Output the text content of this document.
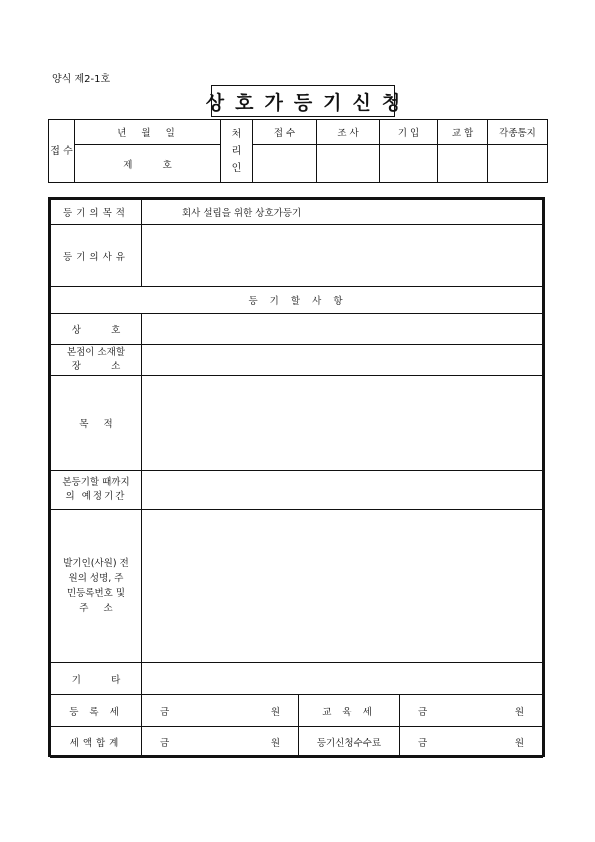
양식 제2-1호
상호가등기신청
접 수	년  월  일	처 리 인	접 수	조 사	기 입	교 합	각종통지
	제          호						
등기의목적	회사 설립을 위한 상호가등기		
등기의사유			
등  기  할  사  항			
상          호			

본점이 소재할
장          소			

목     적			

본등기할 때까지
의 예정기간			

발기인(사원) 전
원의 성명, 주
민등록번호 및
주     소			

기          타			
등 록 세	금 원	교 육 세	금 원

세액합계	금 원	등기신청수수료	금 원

────────────────

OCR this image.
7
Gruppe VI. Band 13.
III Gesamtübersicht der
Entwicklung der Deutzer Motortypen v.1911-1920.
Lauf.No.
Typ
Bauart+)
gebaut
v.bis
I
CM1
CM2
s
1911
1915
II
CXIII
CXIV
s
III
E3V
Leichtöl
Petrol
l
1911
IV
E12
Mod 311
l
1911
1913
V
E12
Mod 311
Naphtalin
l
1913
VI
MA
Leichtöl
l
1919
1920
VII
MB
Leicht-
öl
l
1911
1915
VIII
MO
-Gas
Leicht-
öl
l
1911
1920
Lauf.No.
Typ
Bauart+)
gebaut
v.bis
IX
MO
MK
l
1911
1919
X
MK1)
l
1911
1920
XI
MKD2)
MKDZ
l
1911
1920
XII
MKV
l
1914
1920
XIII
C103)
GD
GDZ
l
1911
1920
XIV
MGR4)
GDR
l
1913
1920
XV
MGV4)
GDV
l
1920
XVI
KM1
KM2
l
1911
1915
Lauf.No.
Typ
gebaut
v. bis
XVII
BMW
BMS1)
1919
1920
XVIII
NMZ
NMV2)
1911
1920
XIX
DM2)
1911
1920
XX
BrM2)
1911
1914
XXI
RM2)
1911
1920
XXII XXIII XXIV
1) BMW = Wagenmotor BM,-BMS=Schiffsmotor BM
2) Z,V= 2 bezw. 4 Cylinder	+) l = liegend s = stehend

────────────────

- _TASK DESCRIPTION_
Scan the listing above. Gather each line that contains the word "this".

- _COMPLETE RESPONSE_
Output the text content of this document.
OCR this image.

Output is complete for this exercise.